[Entries taken from a collection]
-=-=-=-=-

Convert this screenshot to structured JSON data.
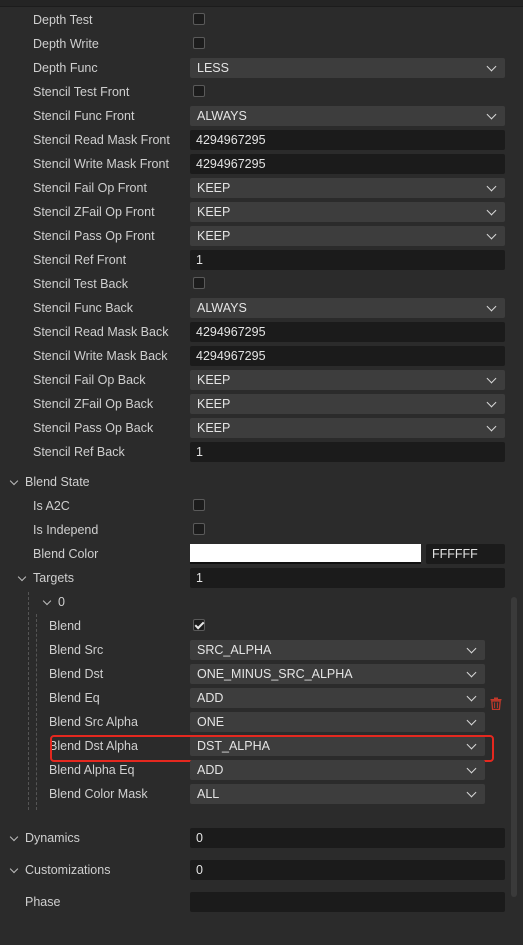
{
  "depth": {
    "depth_test": {
      "label": "Depth Test",
      "checked": false
    },
    "depth_write": {
      "label": "Depth Write",
      "checked": false
    },
    "depth_func": {
      "label": "Depth Func",
      "value": "LESS"
    }
  },
  "stencil": {
    "test_front": {
      "label": "Stencil Test Front",
      "checked": false
    },
    "func_front": {
      "label": "Stencil Func Front",
      "value": "ALWAYS"
    },
    "read_mask_front": {
      "label": "Stencil Read Mask Front",
      "value": "4294967295"
    },
    "write_mask_front": {
      "label": "Stencil Write Mask Front",
      "value": "4294967295"
    },
    "fail_op_front": {
      "label": "Stencil Fail Op Front",
      "value": "KEEP"
    },
    "zfail_op_front": {
      "label": "Stencil ZFail Op Front",
      "value": "KEEP"
    },
    "pass_op_front": {
      "label": "Stencil Pass Op Front",
      "value": "KEEP"
    },
    "ref_front": {
      "label": "Stencil Ref Front",
      "value": "1"
    },
    "test_back": {
      "label": "Stencil Test Back",
      "checked": false
    },
    "func_back": {
      "label": "Stencil Func Back",
      "value": "ALWAYS"
    },
    "read_mask_back": {
      "label": "Stencil Read Mask Back",
      "value": "4294967295"
    },
    "write_mask_back": {
      "label": "Stencil Write Mask Back",
      "value": "4294967295"
    },
    "fail_op_back": {
      "label": "Stencil Fail Op Back",
      "value": "KEEP"
    },
    "zfail_op_back": {
      "label": "Stencil ZFail Op Back",
      "value": "KEEP"
    },
    "pass_op_back": {
      "label": "Stencil Pass Op Back",
      "value": "KEEP"
    },
    "ref_back": {
      "label": "Stencil Ref Back",
      "value": "1"
    }
  },
  "blend_state": {
    "label": "Blend State",
    "is_a2c": {
      "label": "Is A2C",
      "checked": false
    },
    "is_independ": {
      "label": "Is Independ",
      "checked": false
    },
    "blend_color": {
      "label": "Blend Color",
      "hex": "FFFFFF",
      "color": "#ffffff"
    },
    "targets": {
      "label": "Targets",
      "value": "1"
    },
    "target0": {
      "label": "0",
      "blend": {
        "label": "Blend",
        "checked": true
      },
      "blend_src": {
        "label": "Blend Src",
        "value": "SRC_ALPHA"
      },
      "blend_dst": {
        "label": "Blend Dst",
        "value": "ONE_MINUS_SRC_ALPHA"
      },
      "blend_eq": {
        "label": "Blend Eq",
        "value": "ADD"
      },
      "blend_src_alpha": {
        "label": "Blend Src Alpha",
        "value": "ONE"
      },
      "blend_dst_alpha": {
        "label": "Blend Dst Alpha",
        "value": "DST_ALPHA"
      },
      "blend_alpha_eq": {
        "label": "Blend Alpha Eq",
        "value": "ADD"
      },
      "blend_color_mask": {
        "label": "Blend Color Mask",
        "value": "ALL"
      }
    }
  },
  "dynamics": {
    "label": "Dynamics",
    "value": "0"
  },
  "customizations": {
    "label": "Customizations",
    "value": "0"
  },
  "phase": {
    "label": "Phase",
    "value": ""
  },
  "colors": {
    "highlight": "#e5281f",
    "delete_icon": "#c0392b",
    "background": "#2b2b2b"
  },
  "icons": {
    "delete": "trash-icon",
    "dropdown": "chevron-down-icon",
    "tree_toggle": "chevron-down-icon"
  }
}
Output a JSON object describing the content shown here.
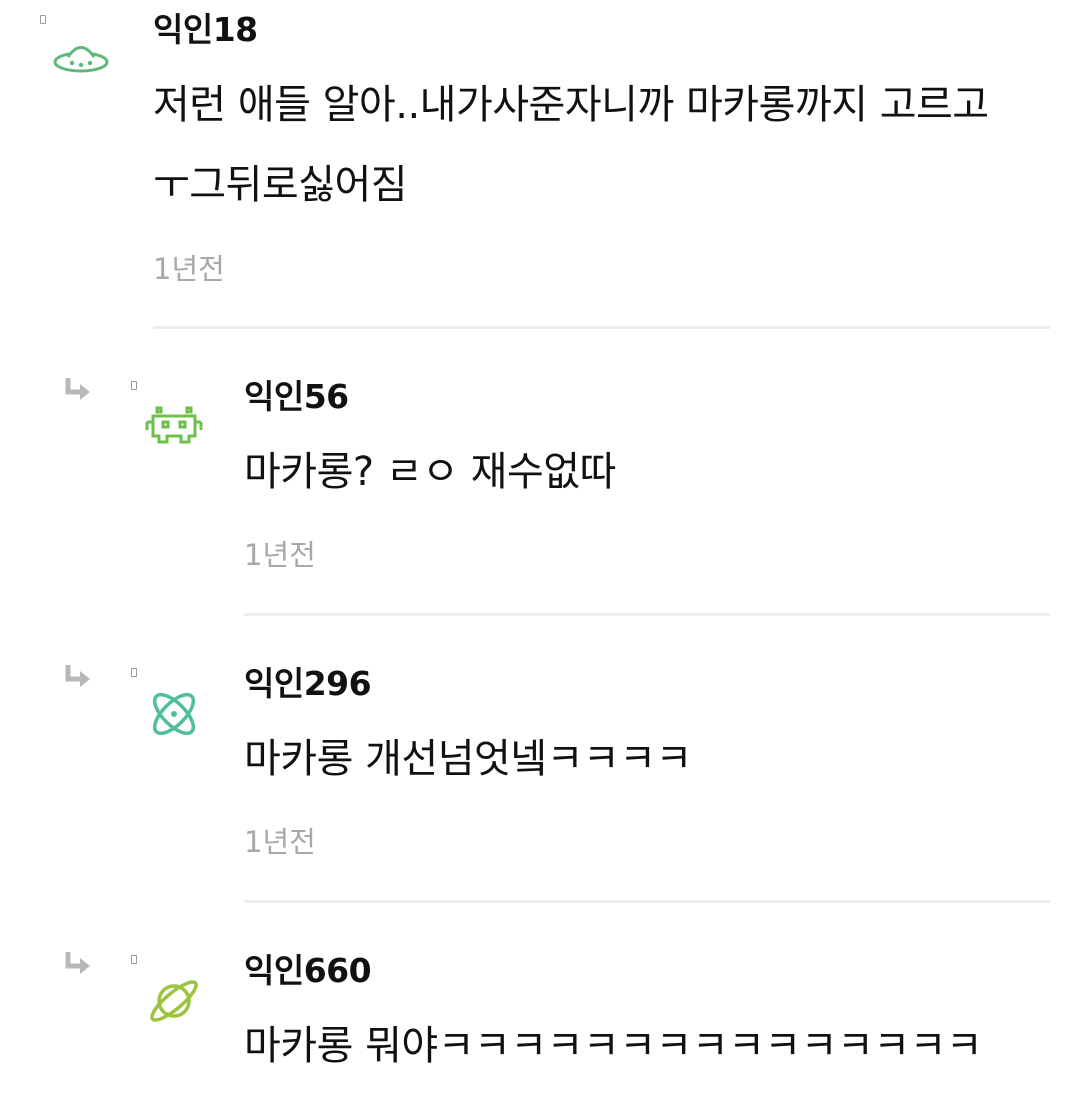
{
  "comments": [
    {
      "username": "익인18",
      "body_lines": [
        "저런 애들 알아..내가사준자니까 마카롱까지 고르고",
        "ㅜ그뒤로싫어짐"
      ],
      "time": "1년전",
      "avatar_icon": "ufo-icon",
      "avatar_color": "#5db87a",
      "is_reply": false
    },
    {
      "username": "익인56",
      "body_lines": [
        "마카롱? ㄹㅇ 재수없따"
      ],
      "time": "1년전",
      "avatar_icon": "space-invader-icon",
      "avatar_color": "#6cc04a",
      "is_reply": true
    },
    {
      "username": "익인296",
      "body_lines": [
        "마카롱 개선넘엇넼ㅋㅋㅋㅋ"
      ],
      "time": "1년전",
      "avatar_icon": "atom-icon",
      "avatar_color": "#4fbf9a",
      "is_reply": true
    },
    {
      "username": "익인660",
      "body_lines": [
        "마카롱 뭐야ㅋㅋㅋㅋㅋㅋㅋㅋㅋㅋㅋㅋㅋㅋㅋ"
      ],
      "time": "",
      "avatar_icon": "planet-icon",
      "avatar_color": "#9cc43c",
      "is_reply": true
    }
  ]
}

-=-=-=-=-

Given problem: Reply with nothing but the number of lines in the data above that contain "username".

Correct response: 4